EXERCISE AIM: Make an exact copy of each entry, leaving out every picture.

Stored data
——

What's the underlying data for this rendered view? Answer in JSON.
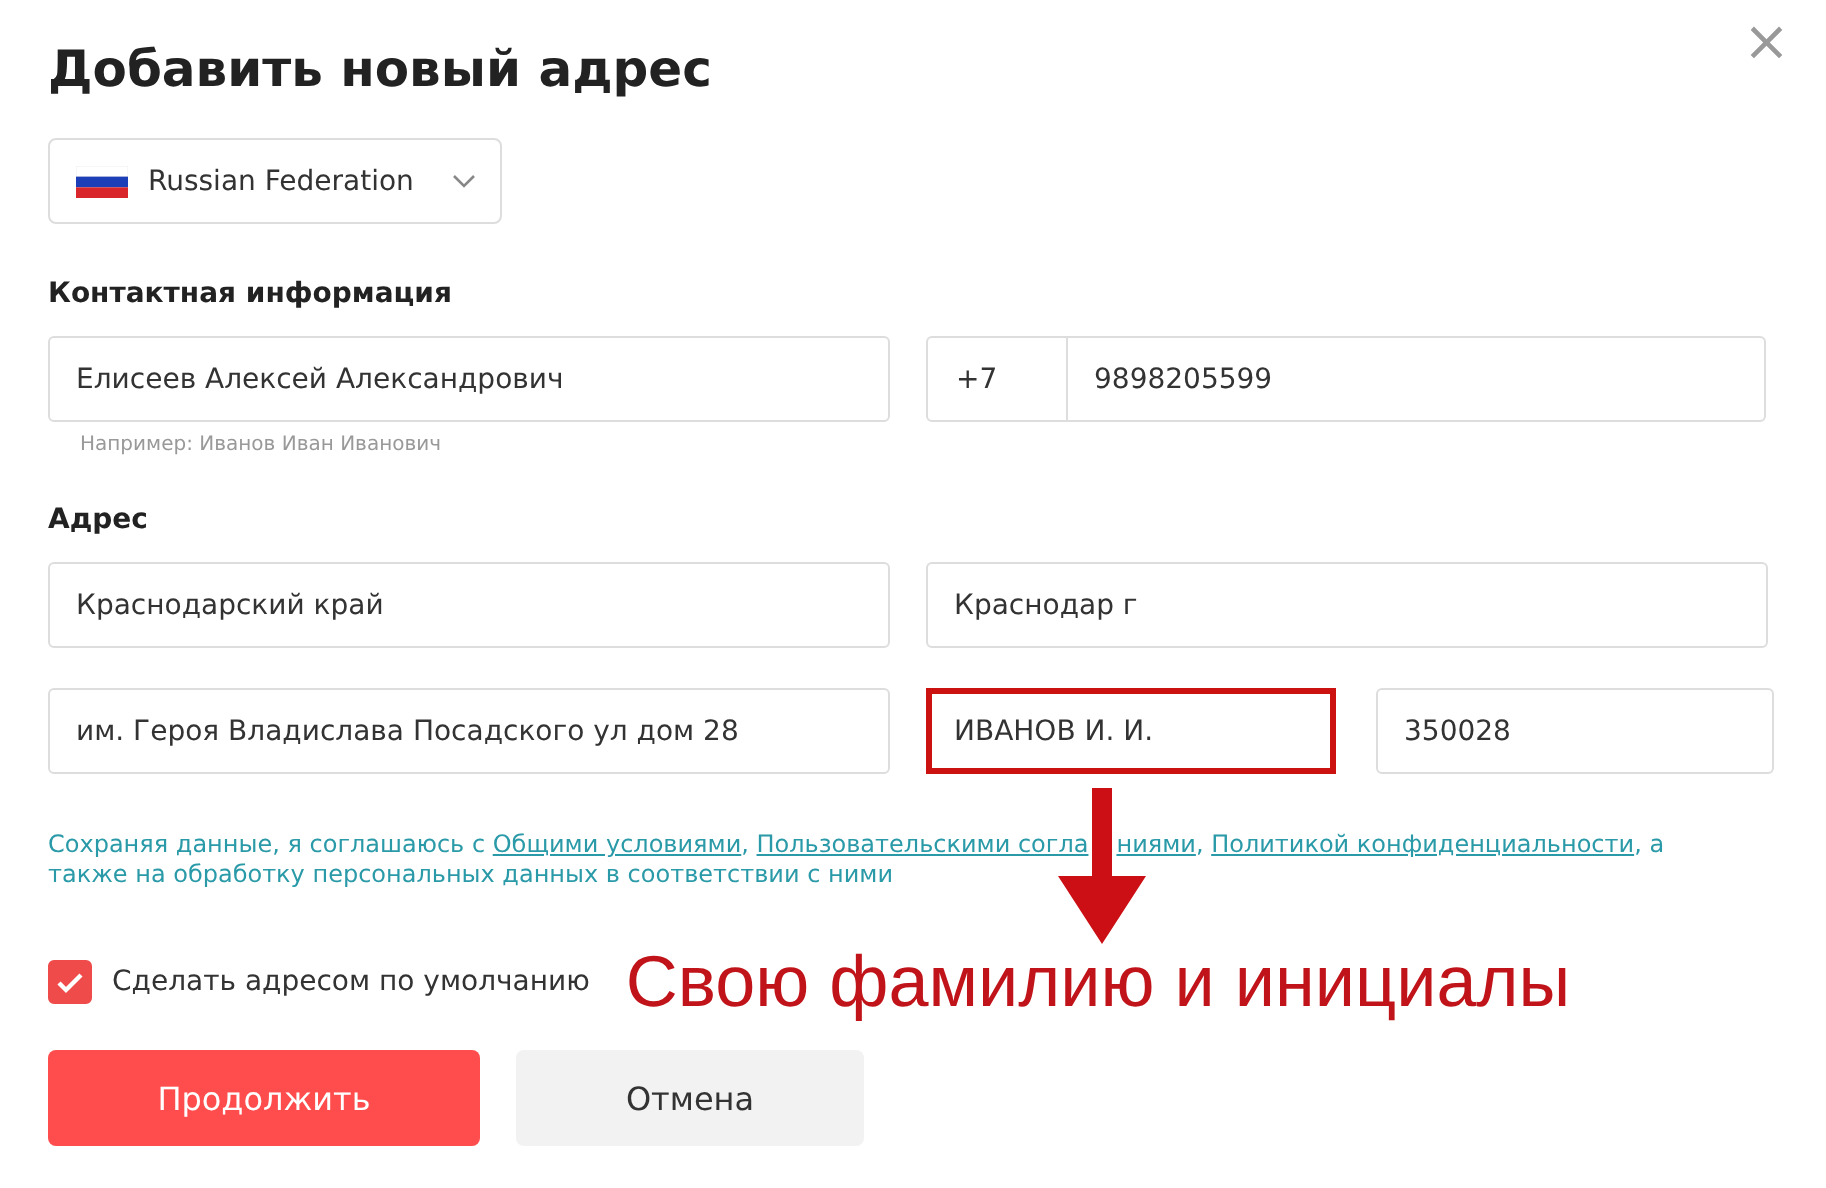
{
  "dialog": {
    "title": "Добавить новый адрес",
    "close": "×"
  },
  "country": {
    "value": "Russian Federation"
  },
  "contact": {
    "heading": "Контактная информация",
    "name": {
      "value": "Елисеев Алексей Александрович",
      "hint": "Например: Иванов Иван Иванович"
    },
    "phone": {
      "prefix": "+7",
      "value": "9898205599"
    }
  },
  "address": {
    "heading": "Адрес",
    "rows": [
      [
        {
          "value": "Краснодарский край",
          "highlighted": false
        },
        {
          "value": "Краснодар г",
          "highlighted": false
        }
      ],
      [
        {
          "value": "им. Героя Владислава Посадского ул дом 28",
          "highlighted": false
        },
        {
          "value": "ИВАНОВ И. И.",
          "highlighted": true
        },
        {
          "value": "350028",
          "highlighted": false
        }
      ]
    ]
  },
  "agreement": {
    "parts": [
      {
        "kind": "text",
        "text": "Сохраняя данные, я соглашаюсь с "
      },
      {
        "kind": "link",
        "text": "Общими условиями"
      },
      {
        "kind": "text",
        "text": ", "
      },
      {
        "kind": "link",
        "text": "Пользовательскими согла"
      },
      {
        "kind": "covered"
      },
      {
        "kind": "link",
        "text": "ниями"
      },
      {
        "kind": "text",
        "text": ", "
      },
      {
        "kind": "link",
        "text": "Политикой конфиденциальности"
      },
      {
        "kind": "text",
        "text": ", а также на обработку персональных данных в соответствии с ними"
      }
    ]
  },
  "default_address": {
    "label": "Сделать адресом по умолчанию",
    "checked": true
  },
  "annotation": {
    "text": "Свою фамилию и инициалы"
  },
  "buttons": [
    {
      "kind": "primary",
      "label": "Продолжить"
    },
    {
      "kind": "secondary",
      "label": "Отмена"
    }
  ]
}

——

FULL SOLUTION:
What's the underlying data for this rendered view? Answer in JSON.
{
  "dialog": {
    "title": "Добавить новый адрес",
    "close": "×"
  },
  "country": {
    "value": "Russian Federation"
  },
  "contact": {
    "heading": "Контактная информация",
    "name": {
      "value": "Елисеев Алексей Александрович",
      "hint": "Например: Иванов Иван Иванович"
    },
    "phone": {
      "prefix": "+7",
      "value": "9898205599"
    }
  },
  "address": {
    "heading": "Адрес",
    "rows": [
      [
        {
          "value": "Краснодарский край",
          "highlighted": false
        },
        {
          "value": "Краснодар г",
          "highlighted": false
        }
      ],
      [
        {
          "value": "им. Героя Владислава Посадского ул дом 28",
          "highlighted": false
        },
        {
          "value": "ИВАНОВ И. И.",
          "highlighted": true
        },
        {
          "value": "350028",
          "highlighted": false
        }
      ]
    ]
  },
  "agreement": {
    "parts": [
      {
        "kind": "text",
        "text": "Сохраняя данные, я соглашаюсь с "
      },
      {
        "kind": "link",
        "text": "Общими условиями"
      },
      {
        "kind": "text",
        "text": ", "
      },
      {
        "kind": "link",
        "text": "Пользовательскими согла"
      },
      {
        "kind": "covered"
      },
      {
        "kind": "link",
        "text": "ниями"
      },
      {
        "kind": "text",
        "text": ", "
      },
      {
        "kind": "link",
        "text": "Политикой конфиденциальности"
      },
      {
        "kind": "text",
        "text": ", а также на обработку персональных данных в соответствии с ними"
      }
    ]
  },
  "default_address": {
    "label": "Сделать адресом по умолчанию",
    "checked": true
  },
  "annotation": {
    "text": "Свою фамилию и инициалы"
  },
  "buttons": [
    {
      "kind": "primary",
      "label": "Продолжить"
    },
    {
      "kind": "secondary",
      "label": "Отмена"
    }
  ]
}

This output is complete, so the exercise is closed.